Recorded data:
####

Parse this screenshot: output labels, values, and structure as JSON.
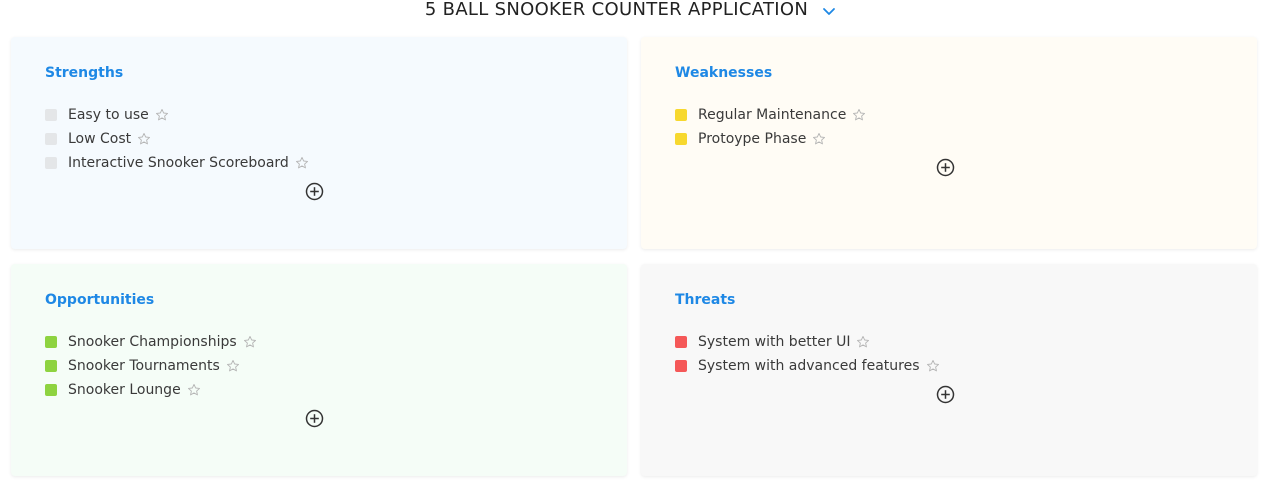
{
  "page": {
    "title": "5 BALL SNOOKER COUNTER APPLICATION"
  },
  "colors": {
    "heading": "#1e88e5",
    "strengths_bg": "#f5fafe",
    "weaknesses_bg": "#fffcf5",
    "opportunities_bg": "#f5fdf7",
    "threats_bg": "#f8f8f8",
    "strengths_marker": "#e4e6e8",
    "weaknesses_marker": "#f7d82e",
    "opportunities_marker": "#8ed340",
    "threats_marker": "#f55858"
  },
  "quadrants": {
    "strengths": {
      "title": "Strengths",
      "items": [
        "Easy to use",
        "Low Cost",
        "Interactive Snooker Scoreboard"
      ]
    },
    "weaknesses": {
      "title": "Weaknesses",
      "items": [
        "Regular Maintenance",
        "Protoype Phase"
      ]
    },
    "opportunities": {
      "title": "Opportunities",
      "items": [
        "Snooker Championships",
        "Snooker Tournaments",
        "Snooker Lounge"
      ]
    },
    "threats": {
      "title": "Threats",
      "items": [
        "System with better UI",
        "System with advanced features"
      ]
    }
  },
  "icons": {
    "header": "chevron-down-icon",
    "item": "star-outline-icon",
    "add": "plus-circle-icon"
  }
}
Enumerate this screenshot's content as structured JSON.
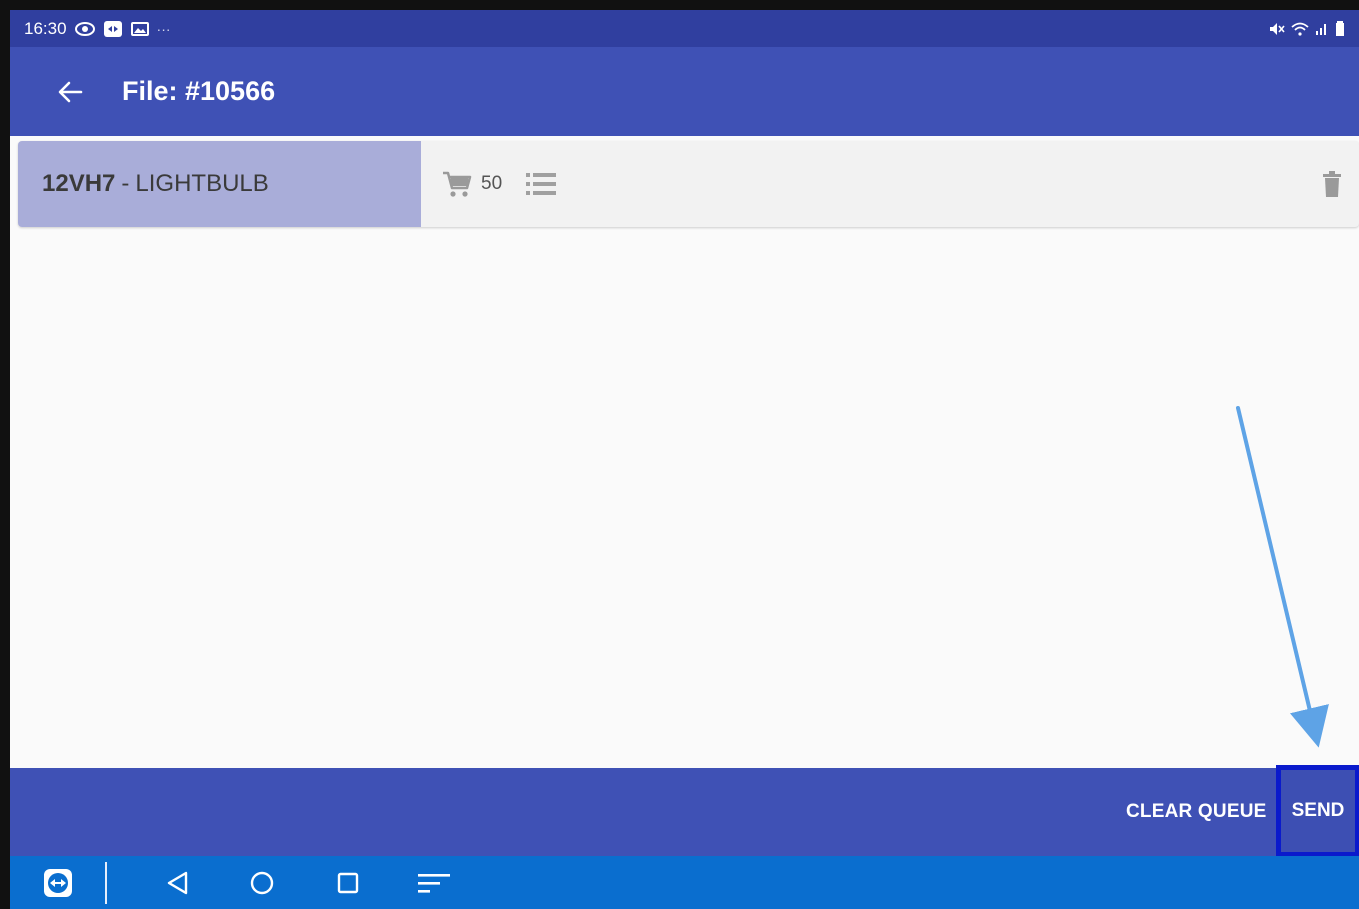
{
  "status_bar": {
    "time": "16:30",
    "more": "···"
  },
  "app_bar": {
    "title": "File: #10566"
  },
  "queue": {
    "items": [
      {
        "code": "12VH7",
        "separator": "-",
        "name": "LIGHTBULB",
        "quantity": "50"
      }
    ]
  },
  "actions": {
    "clear_label": "CLEAR QUEUE",
    "send_label": "SEND"
  },
  "colors": {
    "status_bar": "#303f9f",
    "app_bar": "#3f51b5",
    "row_highlight": "#a9add9",
    "nav_bar": "#0a6ecf",
    "send_outline": "#0a1acc",
    "annotation_arrow": "#5ea3e6"
  },
  "icons": {
    "back": "arrow-left-icon",
    "cart": "shopping-cart-icon",
    "list": "list-icon",
    "delete": "trash-icon",
    "nav": [
      "teamviewer-icon",
      "back-triangle-icon",
      "home-circle-icon",
      "recents-square-icon",
      "menu-lines-icon"
    ]
  }
}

####

Stated exercise:
Print each of the records above exactly as written, leaving no picture in the copy.

Response:
Parse this screenshot: output labels, values, and structure as JSON.
{
  "page": {
    "title": "5 BALL SNOOKER COUNTER APPLICATION"
  },
  "colors": {
    "heading": "#1e88e5",
    "strengths_bg": "#f5fafe",
    "weaknesses_bg": "#fffcf5",
    "opportunities_bg": "#f5fdf7",
    "threats_bg": "#f8f8f8",
    "strengths_marker": "#e4e6e8",
    "weaknesses_marker": "#f7d82e",
    "opportunities_marker": "#8ed340",
    "threats_marker": "#f55858"
  },
  "quadrants": {
    "strengths": {
      "title": "Strengths",
      "items": [
        "Easy to use",
        "Low Cost",
        "Interactive Snooker Scoreboard"
      ]
    },
    "weaknesses": {
      "title": "Weaknesses",
      "items": [
        "Regular Maintenance",
        "Protoype Phase"
      ]
    },
    "opportunities": {
      "title": "Opportunities",
      "items": [
        "Snooker Championships",
        "Snooker Tournaments",
        "Snooker Lounge"
      ]
    },
    "threats": {
      "title": "Threats",
      "items": [
        "System with better UI",
        "System with advanced features"
      ]
    }
  },
  "icons": {
    "header": "chevron-down-icon",
    "item": "star-outline-icon",
    "add": "plus-circle-icon"
  }
}
Enumerate this screenshot's content as structured JSON.
{
  "status_bar": {
    "time": "16:30",
    "more": "···"
  },
  "app_bar": {
    "title": "File: #10566"
  },
  "queue": {
    "items": [
      {
        "code": "12VH7",
        "separator": "-",
        "name": "LIGHTBULB",
        "quantity": "50"
      }
    ]
  },
  "actions": {
    "clear_label": "CLEAR QUEUE",
    "send_label": "SEND"
  },
  "colors": {
    "status_bar": "#303f9f",
    "app_bar": "#3f51b5",
    "row_highlight": "#a9add9",
    "nav_bar": "#0a6ecf",
    "send_outline": "#0a1acc",
    "annotation_arrow": "#5ea3e6"
  },
  "icons": {
    "back": "arrow-left-icon",
    "cart": "shopping-cart-icon",
    "list": "list-icon",
    "delete": "trash-icon",
    "nav": [
      "teamviewer-icon",
      "back-triangle-icon",
      "home-circle-icon",
      "recents-square-icon",
      "menu-lines-icon"
    ]
  }
}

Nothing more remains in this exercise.